> _INSTRUCTIONS TO FOLLOW_
Return all lines in the material below that contain "label".

------ DATA SUPPLIED ------

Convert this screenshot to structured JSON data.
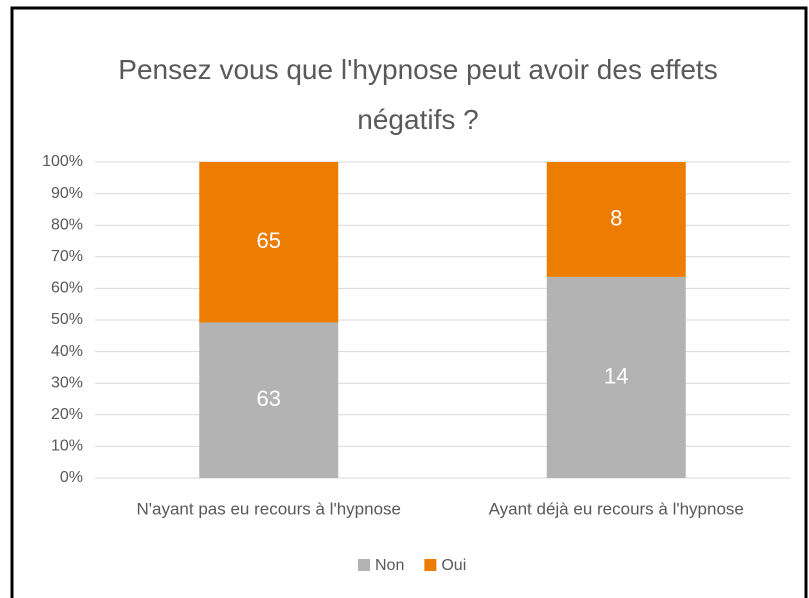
{
  "chart_data": {
    "type": "bar",
    "stacking": "percent",
    "title": "Pensez vous que l'hypnose peut avoir des effets négatifs ?",
    "categories": [
      "N'ayant pas eu recours à l'hypnose",
      "Ayant déjà eu recours à l'hypnose"
    ],
    "series": [
      {
        "name": "Non",
        "color": "#b3b3b3",
        "values": [
          63,
          14
        ]
      },
      {
        "name": "Oui",
        "color": "#ed7d02",
        "values": [
          65,
          8
        ]
      }
    ],
    "ylim": [
      0,
      100
    ],
    "yticks": [
      {
        "value": 0,
        "label": "0%"
      },
      {
        "value": 10,
        "label": "10%"
      },
      {
        "value": 20,
        "label": "20%"
      },
      {
        "value": 30,
        "label": "30%"
      },
      {
        "value": 40,
        "label": "40%"
      },
      {
        "value": 50,
        "label": "50%"
      },
      {
        "value": 60,
        "label": "60%"
      },
      {
        "value": 70,
        "label": "70%"
      },
      {
        "value": 80,
        "label": "80%"
      },
      {
        "value": 90,
        "label": "90%"
      },
      {
        "value": 100,
        "label": "100%"
      }
    ],
    "grid": true,
    "legend": "bottom"
  }
}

------

> _EXERCISE RESULT_
        "label": "0%"
        "label": "10%"
        "label": "20%"
        "label": "30%"
        "label": "40%"
        "label": "50%"
        "label": "60%"
        "label": "70%"
        "label": "80%"
        "label": "90%"
        "label": "100%"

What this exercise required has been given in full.